-- start of Items --

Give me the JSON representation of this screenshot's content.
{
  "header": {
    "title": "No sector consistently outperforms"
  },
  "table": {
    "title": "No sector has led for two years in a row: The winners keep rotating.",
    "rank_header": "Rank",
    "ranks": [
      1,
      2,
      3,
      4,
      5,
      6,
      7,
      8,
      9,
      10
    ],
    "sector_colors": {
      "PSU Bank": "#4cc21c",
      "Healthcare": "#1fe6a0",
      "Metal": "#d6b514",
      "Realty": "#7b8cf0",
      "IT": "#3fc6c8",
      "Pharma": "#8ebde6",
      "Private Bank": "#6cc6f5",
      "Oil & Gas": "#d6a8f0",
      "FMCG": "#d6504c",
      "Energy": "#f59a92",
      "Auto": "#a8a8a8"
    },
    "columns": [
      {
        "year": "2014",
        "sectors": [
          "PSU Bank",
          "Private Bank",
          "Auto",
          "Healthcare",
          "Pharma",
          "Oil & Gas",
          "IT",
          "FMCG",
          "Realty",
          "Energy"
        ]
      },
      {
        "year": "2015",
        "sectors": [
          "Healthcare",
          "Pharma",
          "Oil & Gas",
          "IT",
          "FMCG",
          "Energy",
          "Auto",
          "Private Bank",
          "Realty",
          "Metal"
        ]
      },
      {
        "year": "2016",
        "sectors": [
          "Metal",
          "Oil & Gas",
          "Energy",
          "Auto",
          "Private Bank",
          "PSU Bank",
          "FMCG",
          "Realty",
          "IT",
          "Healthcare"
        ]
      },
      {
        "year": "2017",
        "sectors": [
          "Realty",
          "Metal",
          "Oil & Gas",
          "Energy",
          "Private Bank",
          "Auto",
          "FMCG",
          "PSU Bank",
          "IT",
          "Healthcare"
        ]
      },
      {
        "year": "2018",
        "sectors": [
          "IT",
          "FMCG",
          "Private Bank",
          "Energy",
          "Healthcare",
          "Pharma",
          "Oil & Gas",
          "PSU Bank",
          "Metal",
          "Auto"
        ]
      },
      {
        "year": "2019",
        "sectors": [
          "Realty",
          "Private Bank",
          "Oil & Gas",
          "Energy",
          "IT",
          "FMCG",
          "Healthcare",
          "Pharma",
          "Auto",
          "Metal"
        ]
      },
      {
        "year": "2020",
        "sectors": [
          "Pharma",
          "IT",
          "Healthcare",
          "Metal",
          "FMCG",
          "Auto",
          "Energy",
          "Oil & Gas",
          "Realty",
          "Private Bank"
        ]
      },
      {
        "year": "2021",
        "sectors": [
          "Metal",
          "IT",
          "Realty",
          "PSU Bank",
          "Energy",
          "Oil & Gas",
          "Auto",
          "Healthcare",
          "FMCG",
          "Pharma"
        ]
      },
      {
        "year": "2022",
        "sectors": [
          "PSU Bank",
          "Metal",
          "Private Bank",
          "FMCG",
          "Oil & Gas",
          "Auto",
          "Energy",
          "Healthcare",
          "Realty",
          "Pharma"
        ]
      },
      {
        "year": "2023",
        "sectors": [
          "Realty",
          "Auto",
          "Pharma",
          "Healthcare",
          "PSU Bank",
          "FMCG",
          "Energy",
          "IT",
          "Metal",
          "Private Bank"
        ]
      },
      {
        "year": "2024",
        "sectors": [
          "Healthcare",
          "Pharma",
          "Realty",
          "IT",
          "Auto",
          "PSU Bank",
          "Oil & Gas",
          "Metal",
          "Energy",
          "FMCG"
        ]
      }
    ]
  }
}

-- end of Items --

• **Exercise**
Quote every line of the data, word for word.

• **Answer to this task**
Give me the JSON representation of this screenshot's content.
{
  "header": {
    "title": "No sector consistently outperforms"
  },
  "table": {
    "title": "No sector has led for two years in a row: The winners keep rotating.",
    "rank_header": "Rank",
    "ranks": [
      1,
      2,
      3,
      4,
      5,
      6,
      7,
      8,
      9,
      10
    ],
    "sector_colors": {
      "PSU Bank": "#4cc21c",
      "Healthcare": "#1fe6a0",
      "Metal": "#d6b514",
      "Realty": "#7b8cf0",
      "IT": "#3fc6c8",
      "Pharma": "#8ebde6",
      "Private Bank": "#6cc6f5",
      "Oil & Gas": "#d6a8f0",
      "FMCG": "#d6504c",
      "Energy": "#f59a92",
      "Auto": "#a8a8a8"
    },
    "columns": [
      {
        "year": "2014",
        "sectors": [
          "PSU Bank",
          "Private Bank",
          "Auto",
          "Healthcare",
          "Pharma",
          "Oil & Gas",
          "IT",
          "FMCG",
          "Realty",
          "Energy"
        ]
      },
      {
        "year": "2015",
        "sectors": [
          "Healthcare",
          "Pharma",
          "Oil & Gas",
          "IT",
          "FMCG",
          "Energy",
          "Auto",
          "Private Bank",
          "Realty",
          "Metal"
        ]
      },
      {
        "year": "2016",
        "sectors": [
          "Metal",
          "Oil & Gas",
          "Energy",
          "Auto",
          "Private Bank",
          "PSU Bank",
          "FMCG",
          "Realty",
          "IT",
          "Healthcare"
        ]
      },
      {
        "year": "2017",
        "sectors": [
          "Realty",
          "Metal",
          "Oil & Gas",
          "Energy",
          "Private Bank",
          "Auto",
          "FMCG",
          "PSU Bank",
          "IT",
          "Healthcare"
        ]
      },
      {
        "year": "2018",
        "sectors": [
          "IT",
          "FMCG",
          "Private Bank",
          "Energy",
          "Healthcare",
          "Pharma",
          "Oil & Gas",
          "PSU Bank",
          "Metal",
          "Auto"
        ]
      },
      {
        "year": "2019",
        "sectors": [
          "Realty",
          "Private Bank",
          "Oil & Gas",
          "Energy",
          "IT",
          "FMCG",
          "Healthcare",
          "Pharma",
          "Auto",
          "Metal"
        ]
      },
      {
        "year": "2020",
        "sectors": [
          "Pharma",
          "IT",
          "Healthcare",
          "Metal",
          "FMCG",
          "Auto",
          "Energy",
          "Oil & Gas",
          "Realty",
          "Private Bank"
        ]
      },
      {
        "year": "2021",
        "sectors": [
          "Metal",
          "IT",
          "Realty",
          "PSU Bank",
          "Energy",
          "Oil & Gas",
          "Auto",
          "Healthcare",
          "FMCG",
          "Pharma"
        ]
      },
      {
        "year": "2022",
        "sectors": [
          "PSU Bank",
          "Metal",
          "Private Bank",
          "FMCG",
          "Oil & Gas",
          "Auto",
          "Energy",
          "Healthcare",
          "Realty",
          "Pharma"
        ]
      },
      {
        "year": "2023",
        "sectors": [
          "Realty",
          "Auto",
          "Pharma",
          "Healthcare",
          "PSU Bank",
          "FMCG",
          "Energy",
          "IT",
          "Metal",
          "Private Bank"
        ]
      },
      {
        "year": "2024",
        "sectors": [
          "Healthcare",
          "Pharma",
          "Realty",
          "IT",
          "Auto",
          "PSU Bank",
          "Oil & Gas",
          "Metal",
          "Energy",
          "FMCG"
        ]
      }
    ]
  }
}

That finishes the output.